Will you print the material below without altering a single character?

Records excerpted from a collection:
•••••
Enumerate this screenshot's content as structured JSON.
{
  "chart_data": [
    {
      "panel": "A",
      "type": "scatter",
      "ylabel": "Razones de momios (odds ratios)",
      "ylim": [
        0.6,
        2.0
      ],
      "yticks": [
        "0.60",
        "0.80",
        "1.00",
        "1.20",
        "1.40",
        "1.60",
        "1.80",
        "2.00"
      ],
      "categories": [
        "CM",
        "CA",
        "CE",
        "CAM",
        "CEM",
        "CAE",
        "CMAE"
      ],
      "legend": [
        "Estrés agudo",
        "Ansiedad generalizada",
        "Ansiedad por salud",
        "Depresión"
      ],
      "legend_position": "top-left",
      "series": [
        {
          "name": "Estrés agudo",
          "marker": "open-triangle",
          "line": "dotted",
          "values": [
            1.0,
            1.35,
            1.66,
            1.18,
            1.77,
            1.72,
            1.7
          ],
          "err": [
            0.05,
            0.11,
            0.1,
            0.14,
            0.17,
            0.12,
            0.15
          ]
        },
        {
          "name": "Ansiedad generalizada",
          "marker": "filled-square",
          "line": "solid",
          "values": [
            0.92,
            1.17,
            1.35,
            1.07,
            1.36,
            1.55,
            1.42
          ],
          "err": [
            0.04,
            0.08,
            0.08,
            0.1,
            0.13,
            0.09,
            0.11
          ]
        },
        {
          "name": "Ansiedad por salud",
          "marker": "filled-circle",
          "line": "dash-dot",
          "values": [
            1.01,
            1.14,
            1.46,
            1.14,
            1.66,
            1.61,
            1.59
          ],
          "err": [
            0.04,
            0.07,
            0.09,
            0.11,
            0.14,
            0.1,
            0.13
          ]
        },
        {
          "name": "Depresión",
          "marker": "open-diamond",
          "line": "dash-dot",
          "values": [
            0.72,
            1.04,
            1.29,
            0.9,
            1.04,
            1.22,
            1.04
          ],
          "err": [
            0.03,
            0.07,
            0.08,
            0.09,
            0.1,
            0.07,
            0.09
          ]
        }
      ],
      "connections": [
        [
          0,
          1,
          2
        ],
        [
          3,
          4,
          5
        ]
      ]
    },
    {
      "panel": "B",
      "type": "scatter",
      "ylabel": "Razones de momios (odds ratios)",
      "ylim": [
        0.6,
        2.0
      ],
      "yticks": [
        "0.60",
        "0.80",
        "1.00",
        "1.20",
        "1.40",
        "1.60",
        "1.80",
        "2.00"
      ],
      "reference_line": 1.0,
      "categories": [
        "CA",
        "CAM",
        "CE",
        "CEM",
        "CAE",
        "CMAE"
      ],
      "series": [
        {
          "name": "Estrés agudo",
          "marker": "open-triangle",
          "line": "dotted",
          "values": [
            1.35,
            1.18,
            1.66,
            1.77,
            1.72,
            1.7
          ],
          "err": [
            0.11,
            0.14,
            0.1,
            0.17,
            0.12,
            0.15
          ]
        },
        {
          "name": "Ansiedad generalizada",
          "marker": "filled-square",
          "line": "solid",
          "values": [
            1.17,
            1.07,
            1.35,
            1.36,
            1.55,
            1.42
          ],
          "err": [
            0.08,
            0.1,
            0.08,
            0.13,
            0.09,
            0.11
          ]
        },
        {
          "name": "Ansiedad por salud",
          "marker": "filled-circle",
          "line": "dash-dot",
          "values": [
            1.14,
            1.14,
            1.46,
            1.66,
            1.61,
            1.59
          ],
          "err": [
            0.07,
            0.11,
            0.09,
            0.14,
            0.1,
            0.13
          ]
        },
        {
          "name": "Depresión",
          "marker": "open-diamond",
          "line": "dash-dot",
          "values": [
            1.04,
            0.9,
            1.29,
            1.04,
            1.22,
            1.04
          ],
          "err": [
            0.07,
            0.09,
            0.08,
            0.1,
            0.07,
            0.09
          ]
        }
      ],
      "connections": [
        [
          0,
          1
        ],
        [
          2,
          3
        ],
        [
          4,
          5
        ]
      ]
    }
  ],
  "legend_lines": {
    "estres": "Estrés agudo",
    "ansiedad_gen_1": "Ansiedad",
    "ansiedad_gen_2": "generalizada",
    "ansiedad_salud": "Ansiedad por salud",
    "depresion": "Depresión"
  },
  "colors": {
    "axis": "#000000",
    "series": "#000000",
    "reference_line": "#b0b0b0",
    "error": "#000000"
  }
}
•••••
### Task solution
Enumerate this screenshot's content as structured JSON.
{
  "chart_data": [
    {
      "panel": "A",
      "type": "scatter",
      "ylabel": "Razones de momios (odds ratios)",
      "ylim": [
        0.6,
        2.0
      ],
      "yticks": [
        "0.60",
        "0.80",
        "1.00",
        "1.20",
        "1.40",
        "1.60",
        "1.80",
        "2.00"
      ],
      "categories": [
        "CM",
        "CA",
        "CE",
        "CAM",
        "CEM",
        "CAE",
        "CMAE"
      ],
      "legend": [
        "Estrés agudo",
        "Ansiedad generalizada",
        "Ansiedad por salud",
        "Depresión"
      ],
      "legend_position": "top-left",
      "series": [
        {
          "name": "Estrés agudo",
          "marker": "open-triangle",
          "line": "dotted",
          "values": [
            1.0,
            1.35,
            1.66,
            1.18,
            1.77,
            1.72,
            1.7
          ],
          "err": [
            0.05,
            0.11,
            0.1,
            0.14,
            0.17,
            0.12,
            0.15
          ]
        },
        {
          "name": "Ansiedad generalizada",
          "marker": "filled-square",
          "line": "solid",
          "values": [
            0.92,
            1.17,
            1.35,
            1.07,
            1.36,
            1.55,
            1.42
          ],
          "err": [
            0.04,
            0.08,
            0.08,
            0.1,
            0.13,
            0.09,
            0.11
          ]
        },
        {
          "name": "Ansiedad por salud",
          "marker": "filled-circle",
          "line": "dash-dot",
          "values": [
            1.01,
            1.14,
            1.46,
            1.14,
            1.66,
            1.61,
            1.59
          ],
          "err": [
            0.04,
            0.07,
            0.09,
            0.11,
            0.14,
            0.1,
            0.13
          ]
        },
        {
          "name": "Depresión",
          "marker": "open-diamond",
          "line": "dash-dot",
          "values": [
            0.72,
            1.04,
            1.29,
            0.9,
            1.04,
            1.22,
            1.04
          ],
          "err": [
            0.03,
            0.07,
            0.08,
            0.09,
            0.1,
            0.07,
            0.09
          ]
        }
      ],
      "connections": [
        [
          0,
          1,
          2
        ],
        [
          3,
          4,
          5
        ]
      ]
    },
    {
      "panel": "B",
      "type": "scatter",
      "ylabel": "Razones de momios (odds ratios)",
      "ylim": [
        0.6,
        2.0
      ],
      "yticks": [
        "0.60",
        "0.80",
        "1.00",
        "1.20",
        "1.40",
        "1.60",
        "1.80",
        "2.00"
      ],
      "reference_line": 1.0,
      "categories": [
        "CA",
        "CAM",
        "CE",
        "CEM",
        "CAE",
        "CMAE"
      ],
      "series": [
        {
          "name": "Estrés agudo",
          "marker": "open-triangle",
          "line": "dotted",
          "values": [
            1.35,
            1.18,
            1.66,
            1.77,
            1.72,
            1.7
          ],
          "err": [
            0.11,
            0.14,
            0.1,
            0.17,
            0.12,
            0.15
          ]
        },
        {
          "name": "Ansiedad generalizada",
          "marker": "filled-square",
          "line": "solid",
          "values": [
            1.17,
            1.07,
            1.35,
            1.36,
            1.55,
            1.42
          ],
          "err": [
            0.08,
            0.1,
            0.08,
            0.13,
            0.09,
            0.11
          ]
        },
        {
          "name": "Ansiedad por salud",
          "marker": "filled-circle",
          "line": "dash-dot",
          "values": [
            1.14,
            1.14,
            1.46,
            1.66,
            1.61,
            1.59
          ],
          "err": [
            0.07,
            0.11,
            0.09,
            0.14,
            0.1,
            0.13
          ]
        },
        {
          "name": "Depresión",
          "marker": "open-diamond",
          "line": "dash-dot",
          "values": [
            1.04,
            0.9,
            1.29,
            1.04,
            1.22,
            1.04
          ],
          "err": [
            0.07,
            0.09,
            0.08,
            0.1,
            0.07,
            0.09
          ]
        }
      ],
      "connections": [
        [
          0,
          1
        ],
        [
          2,
          3
        ],
        [
          4,
          5
        ]
      ]
    }
  ],
  "legend_lines": {
    "estres": "Estrés agudo",
    "ansiedad_gen_1": "Ansiedad",
    "ansiedad_gen_2": "generalizada",
    "ansiedad_salud": "Ansiedad por salud",
    "depresion": "Depresión"
  },
  "colors": {
    "axis": "#000000",
    "series": "#000000",
    "reference_line": "#b0b0b0",
    "error": "#000000"
  }
}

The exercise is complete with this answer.